WHAT YOU SHOULD DO =>
Retype the records that come next, word for word.

* START SUPPLIED MATERIAL *

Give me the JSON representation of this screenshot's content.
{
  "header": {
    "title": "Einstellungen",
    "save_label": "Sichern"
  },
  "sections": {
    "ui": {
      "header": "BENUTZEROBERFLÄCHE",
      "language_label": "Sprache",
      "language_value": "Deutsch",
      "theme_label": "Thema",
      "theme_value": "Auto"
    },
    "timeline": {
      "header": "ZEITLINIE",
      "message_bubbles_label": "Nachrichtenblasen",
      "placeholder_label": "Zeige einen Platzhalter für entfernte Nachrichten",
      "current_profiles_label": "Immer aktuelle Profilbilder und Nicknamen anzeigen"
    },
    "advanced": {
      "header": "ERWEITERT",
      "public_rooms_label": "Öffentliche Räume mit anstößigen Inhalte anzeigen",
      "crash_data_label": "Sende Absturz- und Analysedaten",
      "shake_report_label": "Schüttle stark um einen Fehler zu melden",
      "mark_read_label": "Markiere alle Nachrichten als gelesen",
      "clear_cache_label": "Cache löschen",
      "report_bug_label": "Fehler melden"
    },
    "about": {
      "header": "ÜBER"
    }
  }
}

* END SUPPLIED MATERIAL *

RESULT OF THE TASK =>
Give me the JSON representation of this screenshot's content.
{
  "header": {
    "title": "Einstellungen",
    "save_label": "Sichern"
  },
  "sections": {
    "ui": {
      "header": "BENUTZEROBERFLÄCHE",
      "language_label": "Sprache",
      "language_value": "Deutsch",
      "theme_label": "Thema",
      "theme_value": "Auto"
    },
    "timeline": {
      "header": "ZEITLINIE",
      "message_bubbles_label": "Nachrichtenblasen",
      "placeholder_label": "Zeige einen Platzhalter für entfernte Nachrichten",
      "current_profiles_label": "Immer aktuelle Profilbilder und Nicknamen anzeigen"
    },
    "advanced": {
      "header": "ERWEITERT",
      "public_rooms_label": "Öffentliche Räume mit anstößigen Inhalte anzeigen",
      "crash_data_label": "Sende Absturz- und Analysedaten",
      "shake_report_label": "Schüttle stark um einen Fehler zu melden",
      "mark_read_label": "Markiere alle Nachrichten als gelesen",
      "clear_cache_label": "Cache löschen",
      "report_bug_label": "Fehler melden"
    },
    "about": {
      "header": "ÜBER"
    }
  }
}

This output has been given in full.